[Exercise]:
Using the data below, repeat all of it precisely.

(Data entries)
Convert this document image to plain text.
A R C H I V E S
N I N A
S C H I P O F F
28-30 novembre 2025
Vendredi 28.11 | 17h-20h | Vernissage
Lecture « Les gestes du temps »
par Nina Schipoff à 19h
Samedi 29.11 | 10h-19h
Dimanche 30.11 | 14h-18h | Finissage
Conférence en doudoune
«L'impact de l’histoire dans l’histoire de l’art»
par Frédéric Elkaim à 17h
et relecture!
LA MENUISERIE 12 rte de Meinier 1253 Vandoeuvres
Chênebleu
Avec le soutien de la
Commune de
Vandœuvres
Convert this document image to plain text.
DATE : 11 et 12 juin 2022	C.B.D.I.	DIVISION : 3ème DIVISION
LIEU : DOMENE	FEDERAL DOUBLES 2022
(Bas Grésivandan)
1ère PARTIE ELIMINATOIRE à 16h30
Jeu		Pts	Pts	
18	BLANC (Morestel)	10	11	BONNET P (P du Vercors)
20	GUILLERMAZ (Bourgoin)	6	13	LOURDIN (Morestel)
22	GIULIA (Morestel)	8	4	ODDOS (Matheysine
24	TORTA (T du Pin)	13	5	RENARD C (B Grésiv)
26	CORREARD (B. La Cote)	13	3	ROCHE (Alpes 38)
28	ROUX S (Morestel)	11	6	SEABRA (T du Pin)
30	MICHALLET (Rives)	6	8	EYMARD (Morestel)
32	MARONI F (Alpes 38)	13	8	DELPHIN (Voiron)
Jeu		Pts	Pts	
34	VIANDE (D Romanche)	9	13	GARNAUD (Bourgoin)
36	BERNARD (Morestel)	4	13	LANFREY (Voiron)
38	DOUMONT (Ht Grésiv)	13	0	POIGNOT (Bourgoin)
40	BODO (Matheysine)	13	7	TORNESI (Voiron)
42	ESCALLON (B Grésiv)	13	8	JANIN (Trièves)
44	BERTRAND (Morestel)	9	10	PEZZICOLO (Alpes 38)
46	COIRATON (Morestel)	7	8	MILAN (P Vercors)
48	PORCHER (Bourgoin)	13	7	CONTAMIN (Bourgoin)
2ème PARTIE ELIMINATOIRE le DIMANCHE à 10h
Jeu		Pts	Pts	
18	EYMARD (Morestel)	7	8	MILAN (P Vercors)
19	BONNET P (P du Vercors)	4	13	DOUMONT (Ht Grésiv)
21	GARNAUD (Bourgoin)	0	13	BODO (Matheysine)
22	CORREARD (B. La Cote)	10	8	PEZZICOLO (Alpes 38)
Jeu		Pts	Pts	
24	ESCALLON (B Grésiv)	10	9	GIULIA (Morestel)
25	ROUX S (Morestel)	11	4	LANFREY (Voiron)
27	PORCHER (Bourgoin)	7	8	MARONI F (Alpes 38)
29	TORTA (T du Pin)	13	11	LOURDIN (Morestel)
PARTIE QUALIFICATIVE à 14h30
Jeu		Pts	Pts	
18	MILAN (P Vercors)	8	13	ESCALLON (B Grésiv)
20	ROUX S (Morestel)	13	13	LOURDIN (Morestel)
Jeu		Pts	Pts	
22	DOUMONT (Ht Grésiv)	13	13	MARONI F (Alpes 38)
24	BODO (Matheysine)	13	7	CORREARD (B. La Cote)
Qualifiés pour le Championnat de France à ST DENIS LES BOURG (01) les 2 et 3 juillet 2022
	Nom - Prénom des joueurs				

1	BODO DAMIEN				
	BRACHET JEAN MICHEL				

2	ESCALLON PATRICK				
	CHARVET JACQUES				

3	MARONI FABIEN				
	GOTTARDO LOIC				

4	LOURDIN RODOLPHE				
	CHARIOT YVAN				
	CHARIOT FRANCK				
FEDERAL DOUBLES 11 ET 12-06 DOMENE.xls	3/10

[Worked answer]:
Convert this document image to plain text.
A R C H I V E S
N I N A
S C H I P O F F
28-30 novembre 2025
Vendredi 28.11 | 17h-20h | Vernissage
Lecture « Les gestes du temps »
par Nina Schipoff à 19h
Samedi 29.11 | 10h-19h
Dimanche 30.11 | 14h-18h | Finissage
Conférence en doudoune
«L'impact de l’histoire dans l’histoire de l’art»
par Frédéric Elkaim à 17h
et relecture!
LA MENUISERIE 12 rte de Meinier 1253 Vandoeuvres
Chênebleu
Avec le soutien de la
Commune de
Vandœuvres
Convert this document image to plain text.
DATE : 11 et 12 juin 2022	C.B.D.I.	DIVISION : 3ème DIVISION
LIEU : DOMENE	FEDERAL DOUBLES 2022
(Bas Grésivandan)
1ère PARTIE ELIMINATOIRE à 16h30
Jeu		Pts	Pts	
18	BLANC (Morestel)	10	11	BONNET P (P du Vercors)
20	GUILLERMAZ (Bourgoin)	6	13	LOURDIN (Morestel)
22	GIULIA (Morestel)	8	4	ODDOS (Matheysine
24	TORTA (T du Pin)	13	5	RENARD C (B Grésiv)
26	CORREARD (B. La Cote)	13	3	ROCHE (Alpes 38)
28	ROUX S (Morestel)	11	6	SEABRA (T du Pin)
30	MICHALLET (Rives)	6	8	EYMARD (Morestel)
32	MARONI F (Alpes 38)	13	8	DELPHIN (Voiron)
Jeu		Pts	Pts	
34	VIANDE (D Romanche)	9	13	GARNAUD (Bourgoin)
36	BERNARD (Morestel)	4	13	LANFREY (Voiron)
38	DOUMONT (Ht Grésiv)	13	0	POIGNOT (Bourgoin)
40	BODO (Matheysine)	13	7	TORNESI (Voiron)
42	ESCALLON (B Grésiv)	13	8	JANIN (Trièves)
44	BERTRAND (Morestel)	9	10	PEZZICOLO (Alpes 38)
46	COIRATON (Morestel)	7	8	MILAN (P Vercors)
48	PORCHER (Bourgoin)	13	7	CONTAMIN (Bourgoin)
2ème PARTIE ELIMINATOIRE le DIMANCHE à 10h
Jeu		Pts	Pts	
18	EYMARD (Morestel)	7	8	MILAN (P Vercors)
19	BONNET P (P du Vercors)	4	13	DOUMONT (Ht Grésiv)
21	GARNAUD (Bourgoin)	0	13	BODO (Matheysine)
22	CORREARD (B. La Cote)	10	8	PEZZICOLO (Alpes 38)
Jeu		Pts	Pts	
24	ESCALLON (B Grésiv)	10	9	GIULIA (Morestel)
25	ROUX S (Morestel)	11	4	LANFREY (Voiron)
27	PORCHER (Bourgoin)	7	8	MARONI F (Alpes 38)
29	TORTA (T du Pin)	13	11	LOURDIN (Morestel)
PARTIE QUALIFICATIVE à 14h30
Jeu		Pts	Pts	
18	MILAN (P Vercors)	8	13	ESCALLON (B Grésiv)
20	ROUX S (Morestel)	13	13	LOURDIN (Morestel)
Jeu		Pts	Pts	
22	DOUMONT (Ht Grésiv)	13	13	MARONI F (Alpes 38)
24	BODO (Matheysine)	13	7	CORREARD (B. La Cote)
Qualifiés pour le Championnat de France à ST DENIS LES BOURG (01) les 2 et 3 juillet 2022
	Nom - Prénom des joueurs				

1	BODO DAMIEN				
	BRACHET JEAN MICHEL				

2	ESCALLON PATRICK				
	CHARVET JACQUES				

3	MARONI FABIEN				
	GOTTARDO LOIC				

4	LOURDIN RODOLPHE				
	CHARIOT YVAN				
	CHARIOT FRANCK				
FEDERAL DOUBLES 11 ET 12-06 DOMENE.xls	3/10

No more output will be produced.